Job
All entries are to be quoted exactly; the images stay out of the copy.

####################

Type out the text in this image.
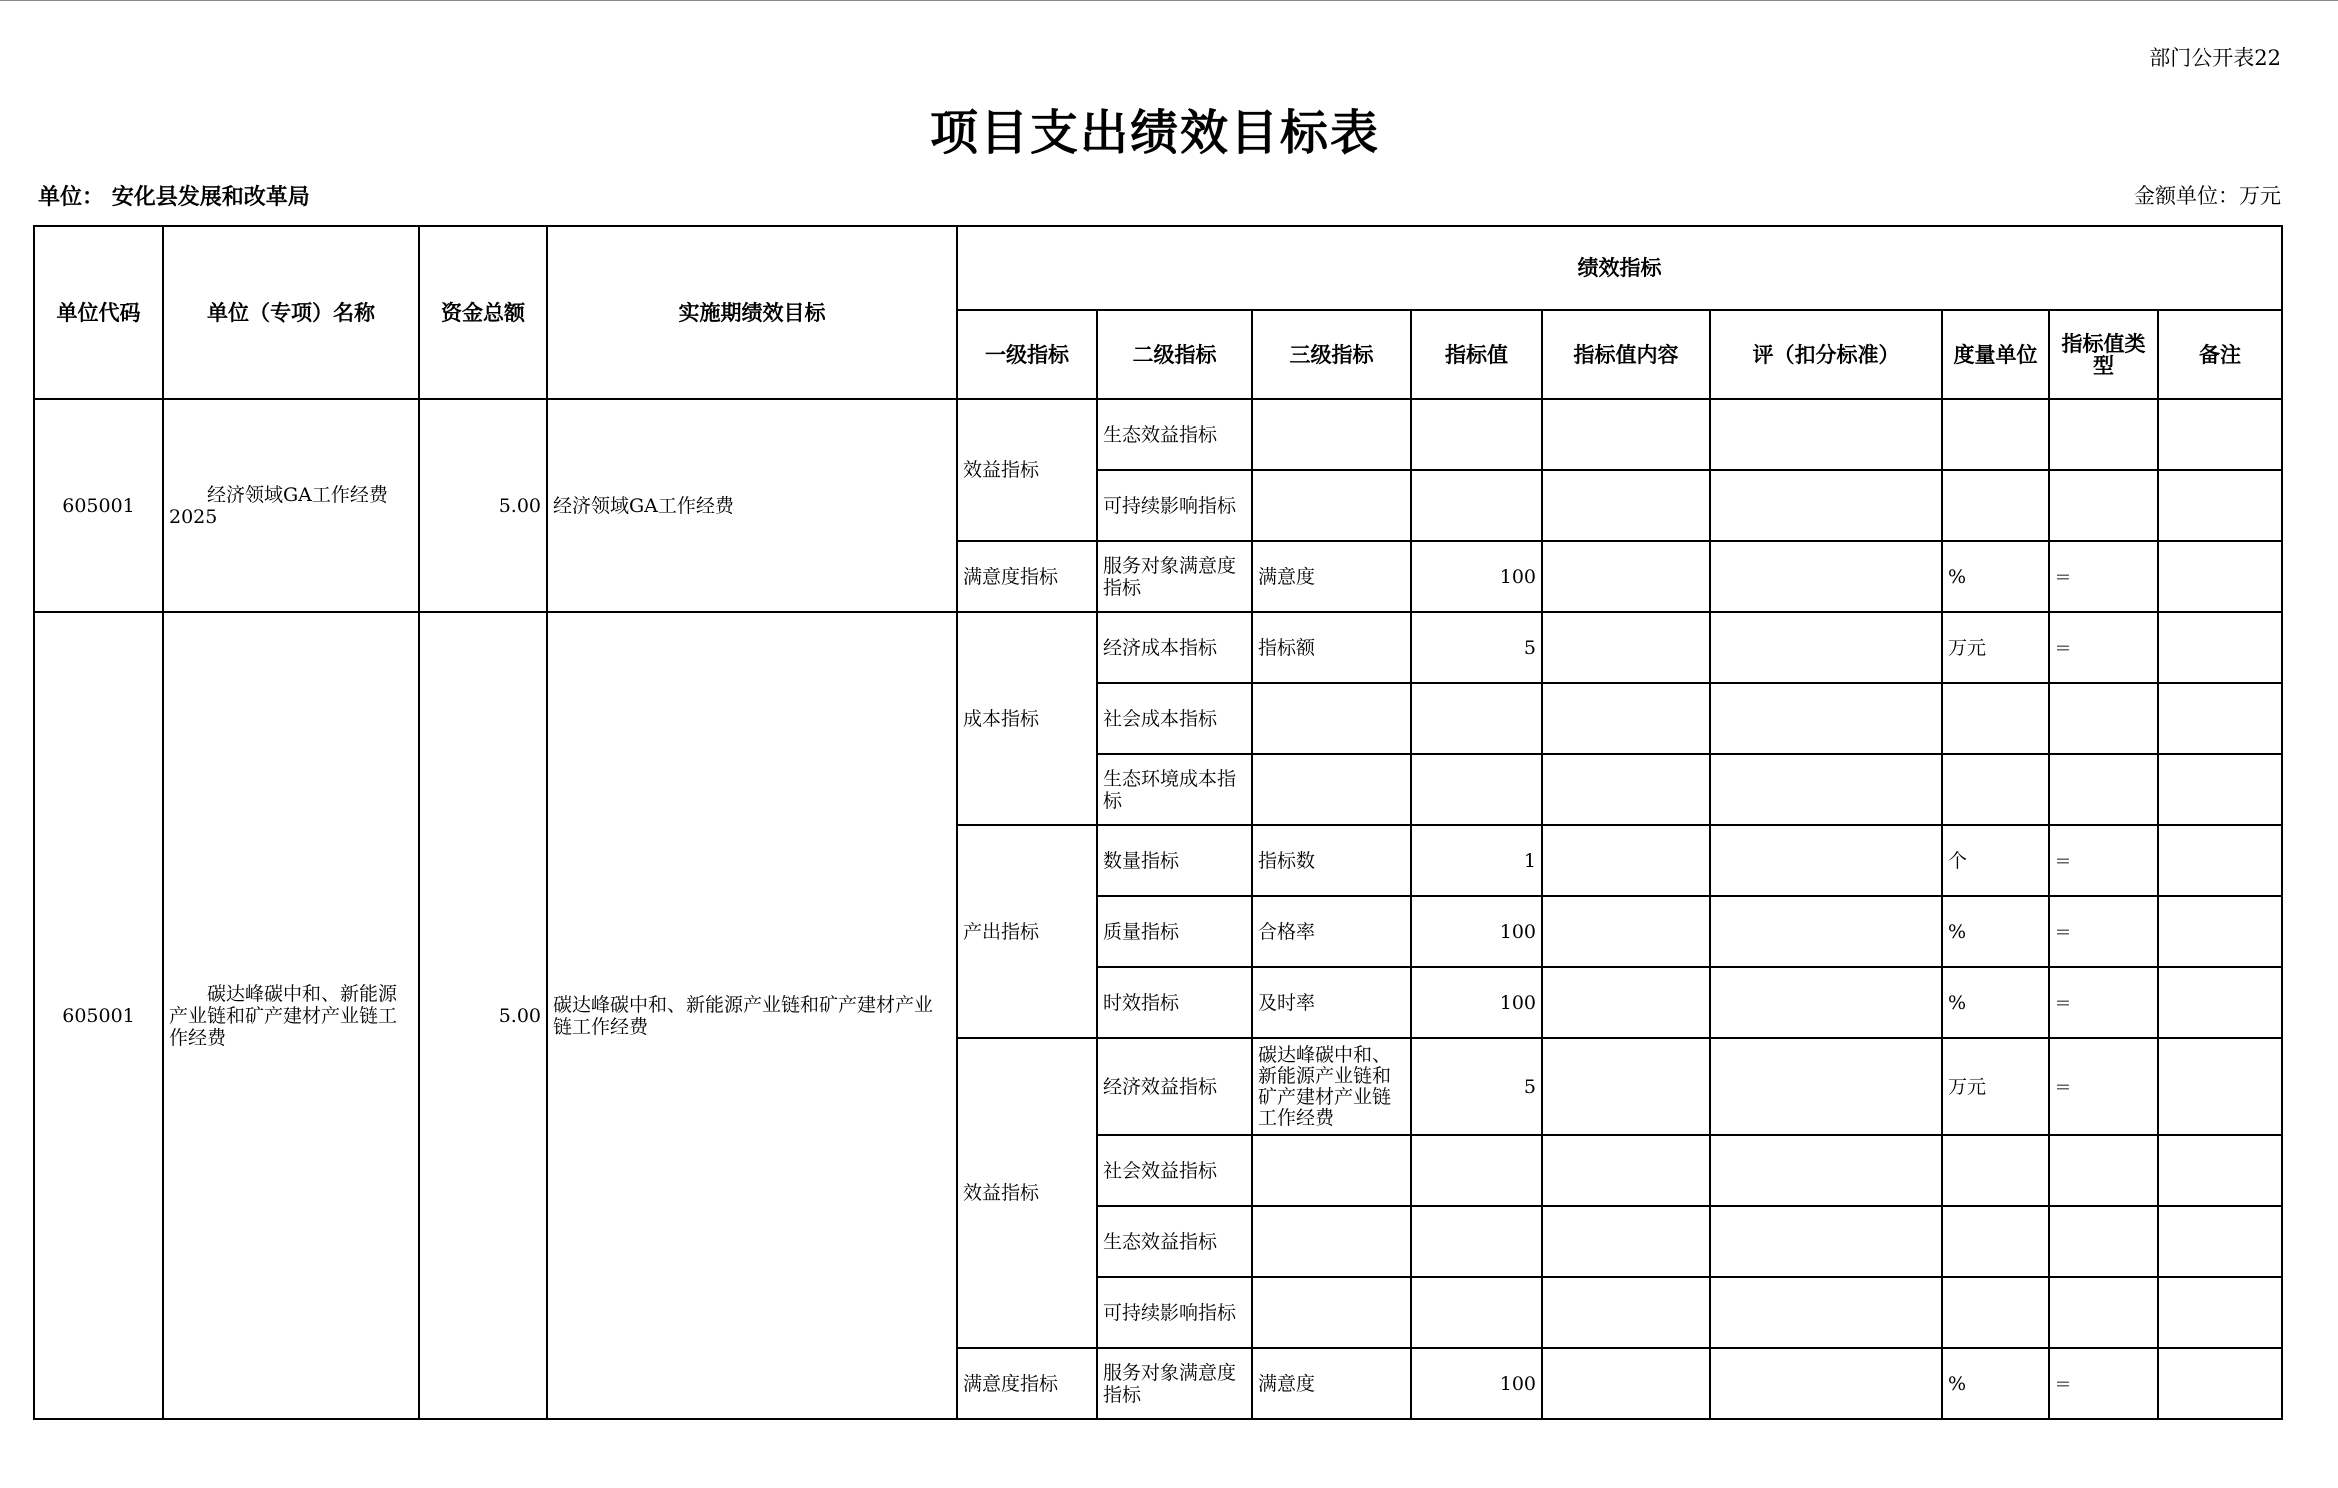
部门公开表22
项目支出绩效目标表
单位： 安化县发展和改革局	金额单位：万元
单位代码	单位（专项）名称	资金总额	实施期绩效目标	绩效指标								
				一级指标	二级指标	三级指标	指标值	指标值内容	评（扣分标准）	度量单位	指标值类型	备注
605001	经济领域GA工作经费2025	5.00	经济领域GA工作经费	效益指标	生态效益指标							
					可持续影响指标							
				满意度指标	服务对象满意度指标	满意度	100			%	=	
605001	碳达峰碳中和、新能源产业链和矿产建材产业链工作经费	5.00	碳达峰碳中和、新能源产业链和矿产建材产业链工作经费	成本指标	经济成本指标	指标额	5			万元	=	
					社会成本指标							
					生态环境成本指标							
				产出指标	数量指标	指标数	1			个	=	
					质量指标	合格率	100			%	=	
					时效指标	及时率	100			%	=	
				效益指标	经济效益指标	碳达峰碳中和、新能源产业链和矿产建材产业链工作经费	5			万元	=	
					社会效益指标							
					生态效益指标							
					可持续影响指标							
				满意度指标	服务对象满意度指标	满意度	100			%	=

####################

Reply to the task
Type out the text in this image.
部门公开表22
项目支出绩效目标表
单位： 安化县发展和改革局	金额单位：万元
单位代码	单位（专项）名称	资金总额	实施期绩效目标	绩效指标								
				一级指标	二级指标	三级指标	指标值	指标值内容	评（扣分标准）	度量单位	指标值类型	备注
605001	经济领域GA工作经费2025	5.00	经济领域GA工作经费	效益指标	生态效益指标							
					可持续影响指标							
				满意度指标	服务对象满意度指标	满意度	100			%	=	
605001	碳达峰碳中和、新能源产业链和矿产建材产业链工作经费	5.00	碳达峰碳中和、新能源产业链和矿产建材产业链工作经费	成本指标	经济成本指标	指标额	5			万元	=	
					社会成本指标							
					生态环境成本指标							
				产出指标	数量指标	指标数	1			个	=	
					质量指标	合格率	100			%	=	
					时效指标	及时率	100			%	=	
				效益指标	经济效益指标	碳达峰碳中和、新能源产业链和矿产建材产业链工作经费	5			万元	=	
					社会效益指标							
					生态效益指标							
					可持续影响指标							
				满意度指标	服务对象满意度指标	满意度	100			%	=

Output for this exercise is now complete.